TASK OBJECTIVE: Output every record below exactly as it appears.

Excerpt from a dataset:

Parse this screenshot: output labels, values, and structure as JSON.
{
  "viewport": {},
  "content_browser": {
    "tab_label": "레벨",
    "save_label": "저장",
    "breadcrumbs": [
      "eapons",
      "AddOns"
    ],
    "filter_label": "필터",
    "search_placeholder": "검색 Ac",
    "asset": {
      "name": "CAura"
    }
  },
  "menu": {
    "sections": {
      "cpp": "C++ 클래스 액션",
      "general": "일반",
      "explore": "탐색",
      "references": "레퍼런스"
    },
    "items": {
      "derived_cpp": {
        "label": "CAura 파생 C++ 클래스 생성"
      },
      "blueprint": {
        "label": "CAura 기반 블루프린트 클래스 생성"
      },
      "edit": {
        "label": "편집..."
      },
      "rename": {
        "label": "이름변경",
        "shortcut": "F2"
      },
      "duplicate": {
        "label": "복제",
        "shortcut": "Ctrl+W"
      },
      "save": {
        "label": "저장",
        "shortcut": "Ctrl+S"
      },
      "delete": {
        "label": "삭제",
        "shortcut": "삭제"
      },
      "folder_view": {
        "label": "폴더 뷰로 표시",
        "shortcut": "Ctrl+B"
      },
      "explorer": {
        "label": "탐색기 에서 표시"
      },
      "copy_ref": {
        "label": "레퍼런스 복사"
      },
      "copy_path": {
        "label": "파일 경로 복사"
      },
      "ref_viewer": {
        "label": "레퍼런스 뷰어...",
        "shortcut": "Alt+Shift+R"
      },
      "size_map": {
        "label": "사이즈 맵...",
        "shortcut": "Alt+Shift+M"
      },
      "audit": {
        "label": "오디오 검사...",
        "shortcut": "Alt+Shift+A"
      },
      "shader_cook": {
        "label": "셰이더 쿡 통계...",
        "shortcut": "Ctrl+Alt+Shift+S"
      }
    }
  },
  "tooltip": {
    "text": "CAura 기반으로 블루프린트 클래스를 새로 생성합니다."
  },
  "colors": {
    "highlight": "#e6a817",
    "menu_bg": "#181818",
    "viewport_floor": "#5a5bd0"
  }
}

COMPLETED TASK:
Parse this screenshot: output labels, values, and structure as JSON.
{
  "viewport": {},
  "content_browser": {
    "tab_label": "레벨",
    "save_label": "저장",
    "breadcrumbs": [
      "eapons",
      "AddOns"
    ],
    "filter_label": "필터",
    "search_placeholder": "검색 Ac",
    "asset": {
      "name": "CAura"
    }
  },
  "menu": {
    "sections": {
      "cpp": "C++ 클래스 액션",
      "general": "일반",
      "explore": "탐색",
      "references": "레퍼런스"
    },
    "items": {
      "derived_cpp": {
        "label": "CAura 파생 C++ 클래스 생성"
      },
      "blueprint": {
        "label": "CAura 기반 블루프린트 클래스 생성"
      },
      "edit": {
        "label": "편집..."
      },
      "rename": {
        "label": "이름변경",
        "shortcut": "F2"
      },
      "duplicate": {
        "label": "복제",
        "shortcut": "Ctrl+W"
      },
      "save": {
        "label": "저장",
        "shortcut": "Ctrl+S"
      },
      "delete": {
        "label": "삭제",
        "shortcut": "삭제"
      },
      "folder_view": {
        "label": "폴더 뷰로 표시",
        "shortcut": "Ctrl+B"
      },
      "explorer": {
        "label": "탐색기 에서 표시"
      },
      "copy_ref": {
        "label": "레퍼런스 복사"
      },
      "copy_path": {
        "label": "파일 경로 복사"
      },
      "ref_viewer": {
        "label": "레퍼런스 뷰어...",
        "shortcut": "Alt+Shift+R"
      },
      "size_map": {
        "label": "사이즈 맵...",
        "shortcut": "Alt+Shift+M"
      },
      "audit": {
        "label": "오디오 검사...",
        "shortcut": "Alt+Shift+A"
      },
      "shader_cook": {
        "label": "셰이더 쿡 통계...",
        "shortcut": "Ctrl+Alt+Shift+S"
      }
    }
  },
  "tooltip": {
    "text": "CAura 기반으로 블루프린트 클래스를 새로 생성합니다."
  },
  "colors": {
    "highlight": "#e6a817",
    "menu_bg": "#181818",
    "viewport_floor": "#5a5bd0"
  }
}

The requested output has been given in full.